- [Your instructions] Transcribe every line, keeping it exact.
-- start --
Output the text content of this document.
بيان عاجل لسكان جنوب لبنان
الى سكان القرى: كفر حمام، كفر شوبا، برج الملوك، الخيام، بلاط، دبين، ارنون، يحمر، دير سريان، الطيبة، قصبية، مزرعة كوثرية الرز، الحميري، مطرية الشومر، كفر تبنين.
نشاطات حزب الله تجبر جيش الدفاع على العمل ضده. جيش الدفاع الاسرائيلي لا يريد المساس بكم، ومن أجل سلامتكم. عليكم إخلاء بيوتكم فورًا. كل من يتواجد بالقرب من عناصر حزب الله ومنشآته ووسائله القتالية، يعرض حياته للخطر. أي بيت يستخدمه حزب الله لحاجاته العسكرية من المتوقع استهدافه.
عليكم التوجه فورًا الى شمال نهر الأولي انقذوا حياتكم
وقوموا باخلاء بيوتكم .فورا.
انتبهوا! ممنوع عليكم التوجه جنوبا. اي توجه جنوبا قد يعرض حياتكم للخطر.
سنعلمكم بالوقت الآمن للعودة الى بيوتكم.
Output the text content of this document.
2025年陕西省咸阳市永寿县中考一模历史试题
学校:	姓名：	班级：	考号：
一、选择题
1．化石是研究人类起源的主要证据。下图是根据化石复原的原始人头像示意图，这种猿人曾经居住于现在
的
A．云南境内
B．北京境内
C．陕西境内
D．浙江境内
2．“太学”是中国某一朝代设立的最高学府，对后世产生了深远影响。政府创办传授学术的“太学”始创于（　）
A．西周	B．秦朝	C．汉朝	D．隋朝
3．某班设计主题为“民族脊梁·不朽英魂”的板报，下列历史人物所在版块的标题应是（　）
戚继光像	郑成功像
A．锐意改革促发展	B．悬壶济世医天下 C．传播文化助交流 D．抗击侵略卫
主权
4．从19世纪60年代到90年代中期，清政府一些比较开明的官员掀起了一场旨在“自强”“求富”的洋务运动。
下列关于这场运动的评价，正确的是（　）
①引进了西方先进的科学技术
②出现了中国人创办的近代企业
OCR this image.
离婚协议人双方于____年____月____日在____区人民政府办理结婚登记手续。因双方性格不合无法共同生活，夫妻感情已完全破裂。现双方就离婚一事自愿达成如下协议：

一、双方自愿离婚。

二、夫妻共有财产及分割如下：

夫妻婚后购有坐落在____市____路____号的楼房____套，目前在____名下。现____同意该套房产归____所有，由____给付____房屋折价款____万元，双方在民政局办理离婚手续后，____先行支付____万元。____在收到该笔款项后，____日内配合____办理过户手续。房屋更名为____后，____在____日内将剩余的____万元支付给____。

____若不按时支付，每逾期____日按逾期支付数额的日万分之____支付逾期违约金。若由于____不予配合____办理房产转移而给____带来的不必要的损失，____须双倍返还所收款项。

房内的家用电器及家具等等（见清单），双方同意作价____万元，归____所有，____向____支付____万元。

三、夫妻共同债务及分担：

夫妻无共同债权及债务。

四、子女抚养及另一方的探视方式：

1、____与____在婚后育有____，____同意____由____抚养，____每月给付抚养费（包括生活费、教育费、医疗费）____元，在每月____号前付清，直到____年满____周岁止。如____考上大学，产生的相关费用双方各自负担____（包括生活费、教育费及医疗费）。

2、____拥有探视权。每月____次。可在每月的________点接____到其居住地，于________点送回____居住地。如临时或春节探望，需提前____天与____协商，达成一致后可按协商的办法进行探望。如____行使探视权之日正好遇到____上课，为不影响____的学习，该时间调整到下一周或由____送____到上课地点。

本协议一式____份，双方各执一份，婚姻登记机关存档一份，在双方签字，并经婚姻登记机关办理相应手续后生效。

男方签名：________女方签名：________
-- end --
- [Full response]
Output the text content of this document.
بيان عاجل لسكان جنوب لبنان
الى سكان القرى: كفر حمام، كفر شوبا، برج الملوك، الخيام، بلاط، دبين، ارنون، يحمر، دير سريان، الطيبة، قصبية، مزرعة كوثرية الرز، الحميري، مطرية الشومر، كفر تبنين.
نشاطات حزب الله تجبر جيش الدفاع على العمل ضده. جيش الدفاع الاسرائيلي لا يريد المساس بكم، ومن أجل سلامتكم. عليكم إخلاء بيوتكم فورًا. كل من يتواجد بالقرب من عناصر حزب الله ومنشآته ووسائله القتالية، يعرض حياته للخطر. أي بيت يستخدمه حزب الله لحاجاته العسكرية من المتوقع استهدافه.
عليكم التوجه فورًا الى شمال نهر الأولي انقذوا حياتكم
وقوموا باخلاء بيوتكم .فورا.
انتبهوا! ممنوع عليكم التوجه جنوبا. اي توجه جنوبا قد يعرض حياتكم للخطر.
سنعلمكم بالوقت الآمن للعودة الى بيوتكم.
Output the text content of this document.
2025年陕西省咸阳市永寿县中考一模历史试题
学校:	姓名：	班级：	考号：
一、选择题
1．化石是研究人类起源的主要证据。下图是根据化石复原的原始人头像示意图，这种猿人曾经居住于现在
的
A．云南境内
B．北京境内
C．陕西境内
D．浙江境内
2．“太学”是中国某一朝代设立的最高学府，对后世产生了深远影响。政府创办传授学术的“太学”始创于（　）
A．西周	B．秦朝	C．汉朝	D．隋朝
3．某班设计主题为“民族脊梁·不朽英魂”的板报，下列历史人物所在版块的标题应是（　）
戚继光像	郑成功像
A．锐意改革促发展	B．悬壶济世医天下 C．传播文化助交流 D．抗击侵略卫
主权
4．从19世纪60年代到90年代中期，清政府一些比较开明的官员掀起了一场旨在“自强”“求富”的洋务运动。
下列关于这场运动的评价，正确的是（　）
①引进了西方先进的科学技术
②出现了中国人创办的近代企业
OCR this image.
离婚协议人双方于____年____月____日在____区人民政府办理结婚登记手续。因双方性格不合无法共同生活，夫妻感情已完全破裂。现双方就离婚一事自愿达成如下协议：

一、双方自愿离婚。

二、夫妻共有财产及分割如下：

夫妻婚后购有坐落在____市____路____号的楼房____套，目前在____名下。现____同意该套房产归____所有，由____给付____房屋折价款____万元，双方在民政局办理离婚手续后，____先行支付____万元。____在收到该笔款项后，____日内配合____办理过户手续。房屋更名为____后，____在____日内将剩余的____万元支付给____。

____若不按时支付，每逾期____日按逾期支付数额的日万分之____支付逾期违约金。若由于____不予配合____办理房产转移而给____带来的不必要的损失，____须双倍返还所收款项。

房内的家用电器及家具等等（见清单），双方同意作价____万元，归____所有，____向____支付____万元。

三、夫妻共同债务及分担：

夫妻无共同债权及债务。

四、子女抚养及另一方的探视方式：

1、____与____在婚后育有____，____同意____由____抚养，____每月给付抚养费（包括生活费、教育费、医疗费）____元，在每月____号前付清，直到____年满____周岁止。如____考上大学，产生的相关费用双方各自负担____（包括生活费、教育费及医疗费）。

2、____拥有探视权。每月____次。可在每月的________点接____到其居住地，于________点送回____居住地。如临时或春节探望，需提前____天与____协商，达成一致后可按协商的办法进行探望。如____行使探视权之日正好遇到____上课，为不影响____的学习，该时间调整到下一周或由____送____到上课地点。

本协议一式____份，双方各执一份，婚姻登记机关存档一份，在双方签字，并经婚姻登记机关办理相应手续后生效。

男方签名：________女方签名：________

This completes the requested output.